# Problem description
Produce all the records again exactly as they stand.
──────────────────────────────
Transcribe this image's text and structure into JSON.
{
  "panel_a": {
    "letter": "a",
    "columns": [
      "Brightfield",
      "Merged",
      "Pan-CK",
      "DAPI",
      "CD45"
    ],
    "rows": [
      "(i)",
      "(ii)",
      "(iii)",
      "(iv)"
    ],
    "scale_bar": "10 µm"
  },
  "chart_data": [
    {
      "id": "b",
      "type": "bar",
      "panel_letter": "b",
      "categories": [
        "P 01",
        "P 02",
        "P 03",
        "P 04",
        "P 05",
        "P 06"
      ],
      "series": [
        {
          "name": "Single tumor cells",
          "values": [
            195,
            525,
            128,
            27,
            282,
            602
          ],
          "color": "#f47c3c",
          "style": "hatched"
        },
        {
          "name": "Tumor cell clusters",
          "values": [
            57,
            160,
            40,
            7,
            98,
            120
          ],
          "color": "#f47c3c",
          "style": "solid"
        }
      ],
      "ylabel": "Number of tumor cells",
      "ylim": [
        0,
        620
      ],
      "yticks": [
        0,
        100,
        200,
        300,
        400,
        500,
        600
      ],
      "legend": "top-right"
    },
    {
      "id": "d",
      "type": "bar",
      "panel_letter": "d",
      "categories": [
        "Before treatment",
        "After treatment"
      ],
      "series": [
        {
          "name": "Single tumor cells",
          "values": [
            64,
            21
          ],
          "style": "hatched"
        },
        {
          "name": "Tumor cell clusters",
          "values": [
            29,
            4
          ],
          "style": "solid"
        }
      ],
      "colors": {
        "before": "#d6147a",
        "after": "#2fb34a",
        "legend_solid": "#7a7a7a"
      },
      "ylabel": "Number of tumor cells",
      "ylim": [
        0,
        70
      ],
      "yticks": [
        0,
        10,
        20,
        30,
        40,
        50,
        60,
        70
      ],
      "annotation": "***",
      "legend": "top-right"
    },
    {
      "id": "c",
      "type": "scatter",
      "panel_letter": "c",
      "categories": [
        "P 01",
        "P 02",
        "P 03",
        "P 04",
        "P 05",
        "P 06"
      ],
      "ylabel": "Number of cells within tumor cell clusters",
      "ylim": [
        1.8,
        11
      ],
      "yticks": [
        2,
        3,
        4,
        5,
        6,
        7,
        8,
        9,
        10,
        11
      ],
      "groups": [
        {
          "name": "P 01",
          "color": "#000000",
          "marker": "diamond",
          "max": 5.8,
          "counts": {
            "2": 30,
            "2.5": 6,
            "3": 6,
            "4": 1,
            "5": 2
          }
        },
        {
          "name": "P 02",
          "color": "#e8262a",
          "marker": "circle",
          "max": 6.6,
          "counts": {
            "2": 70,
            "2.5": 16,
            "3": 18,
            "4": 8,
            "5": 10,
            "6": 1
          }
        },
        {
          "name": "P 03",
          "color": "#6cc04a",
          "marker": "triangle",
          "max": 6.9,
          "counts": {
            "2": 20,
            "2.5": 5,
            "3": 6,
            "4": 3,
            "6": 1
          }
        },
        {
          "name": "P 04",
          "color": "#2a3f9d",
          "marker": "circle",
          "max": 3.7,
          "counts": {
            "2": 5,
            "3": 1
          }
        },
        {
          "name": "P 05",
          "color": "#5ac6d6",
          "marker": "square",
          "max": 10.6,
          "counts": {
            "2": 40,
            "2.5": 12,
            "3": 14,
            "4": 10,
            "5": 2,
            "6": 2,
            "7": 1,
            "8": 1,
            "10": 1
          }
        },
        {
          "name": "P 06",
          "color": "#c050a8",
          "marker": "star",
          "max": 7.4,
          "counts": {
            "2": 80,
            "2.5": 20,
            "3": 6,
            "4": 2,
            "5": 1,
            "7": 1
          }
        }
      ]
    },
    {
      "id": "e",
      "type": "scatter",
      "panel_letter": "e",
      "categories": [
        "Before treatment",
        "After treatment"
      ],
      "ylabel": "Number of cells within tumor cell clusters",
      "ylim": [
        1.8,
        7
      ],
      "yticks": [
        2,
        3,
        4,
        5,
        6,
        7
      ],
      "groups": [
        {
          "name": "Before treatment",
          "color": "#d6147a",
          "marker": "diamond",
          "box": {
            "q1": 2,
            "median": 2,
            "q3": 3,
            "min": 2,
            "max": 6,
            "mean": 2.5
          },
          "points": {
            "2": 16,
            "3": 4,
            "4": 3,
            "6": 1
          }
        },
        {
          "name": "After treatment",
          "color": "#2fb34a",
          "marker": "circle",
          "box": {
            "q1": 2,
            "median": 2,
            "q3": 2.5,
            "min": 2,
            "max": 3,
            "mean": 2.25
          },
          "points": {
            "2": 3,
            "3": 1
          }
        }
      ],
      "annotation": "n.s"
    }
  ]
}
──────────────────────────────
# Output of the exercise
Transcribe this image's text and structure into JSON.
{
  "panel_a": {
    "letter": "a",
    "columns": [
      "Brightfield",
      "Merged",
      "Pan-CK",
      "DAPI",
      "CD45"
    ],
    "rows": [
      "(i)",
      "(ii)",
      "(iii)",
      "(iv)"
    ],
    "scale_bar": "10 µm"
  },
  "chart_data": [
    {
      "id": "b",
      "type": "bar",
      "panel_letter": "b",
      "categories": [
        "P 01",
        "P 02",
        "P 03",
        "P 04",
        "P 05",
        "P 06"
      ],
      "series": [
        {
          "name": "Single tumor cells",
          "values": [
            195,
            525,
            128,
            27,
            282,
            602
          ],
          "color": "#f47c3c",
          "style": "hatched"
        },
        {
          "name": "Tumor cell clusters",
          "values": [
            57,
            160,
            40,
            7,
            98,
            120
          ],
          "color": "#f47c3c",
          "style": "solid"
        }
      ],
      "ylabel": "Number of tumor cells",
      "ylim": [
        0,
        620
      ],
      "yticks": [
        0,
        100,
        200,
        300,
        400,
        500,
        600
      ],
      "legend": "top-right"
    },
    {
      "id": "d",
      "type": "bar",
      "panel_letter": "d",
      "categories": [
        "Before treatment",
        "After treatment"
      ],
      "series": [
        {
          "name": "Single tumor cells",
          "values": [
            64,
            21
          ],
          "style": "hatched"
        },
        {
          "name": "Tumor cell clusters",
          "values": [
            29,
            4
          ],
          "style": "solid"
        }
      ],
      "colors": {
        "before": "#d6147a",
        "after": "#2fb34a",
        "legend_solid": "#7a7a7a"
      },
      "ylabel": "Number of tumor cells",
      "ylim": [
        0,
        70
      ],
      "yticks": [
        0,
        10,
        20,
        30,
        40,
        50,
        60,
        70
      ],
      "annotation": "***",
      "legend": "top-right"
    },
    {
      "id": "c",
      "type": "scatter",
      "panel_letter": "c",
      "categories": [
        "P 01",
        "P 02",
        "P 03",
        "P 04",
        "P 05",
        "P 06"
      ],
      "ylabel": "Number of cells within tumor cell clusters",
      "ylim": [
        1.8,
        11
      ],
      "yticks": [
        2,
        3,
        4,
        5,
        6,
        7,
        8,
        9,
        10,
        11
      ],
      "groups": [
        {
          "name": "P 01",
          "color": "#000000",
          "marker": "diamond",
          "max": 5.8,
          "counts": {
            "2": 30,
            "2.5": 6,
            "3": 6,
            "4": 1,
            "5": 2
          }
        },
        {
          "name": "P 02",
          "color": "#e8262a",
          "marker": "circle",
          "max": 6.6,
          "counts": {
            "2": 70,
            "2.5": 16,
            "3": 18,
            "4": 8,
            "5": 10,
            "6": 1
          }
        },
        {
          "name": "P 03",
          "color": "#6cc04a",
          "marker": "triangle",
          "max": 6.9,
          "counts": {
            "2": 20,
            "2.5": 5,
            "3": 6,
            "4": 3,
            "6": 1
          }
        },
        {
          "name": "P 04",
          "color": "#2a3f9d",
          "marker": "circle",
          "max": 3.7,
          "counts": {
            "2": 5,
            "3": 1
          }
        },
        {
          "name": "P 05",
          "color": "#5ac6d6",
          "marker": "square",
          "max": 10.6,
          "counts": {
            "2": 40,
            "2.5": 12,
            "3": 14,
            "4": 10,
            "5": 2,
            "6": 2,
            "7": 1,
            "8": 1,
            "10": 1
          }
        },
        {
          "name": "P 06",
          "color": "#c050a8",
          "marker": "star",
          "max": 7.4,
          "counts": {
            "2": 80,
            "2.5": 20,
            "3": 6,
            "4": 2,
            "5": 1,
            "7": 1
          }
        }
      ]
    },
    {
      "id": "e",
      "type": "scatter",
      "panel_letter": "e",
      "categories": [
        "Before treatment",
        "After treatment"
      ],
      "ylabel": "Number of cells within tumor cell clusters",
      "ylim": [
        1.8,
        7
      ],
      "yticks": [
        2,
        3,
        4,
        5,
        6,
        7
      ],
      "groups": [
        {
          "name": "Before treatment",
          "color": "#d6147a",
          "marker": "diamond",
          "box": {
            "q1": 2,
            "median": 2,
            "q3": 3,
            "min": 2,
            "max": 6,
            "mean": 2.5
          },
          "points": {
            "2": 16,
            "3": 4,
            "4": 3,
            "6": 1
          }
        },
        {
          "name": "After treatment",
          "color": "#2fb34a",
          "marker": "circle",
          "box": {
            "q1": 2,
            "median": 2,
            "q3": 2.5,
            "min": 2,
            "max": 3,
            "mean": 2.25
          },
          "points": {
            "2": 3,
            "3": 1
          }
        }
      ],
      "annotation": "n.s"
    }
  ]
}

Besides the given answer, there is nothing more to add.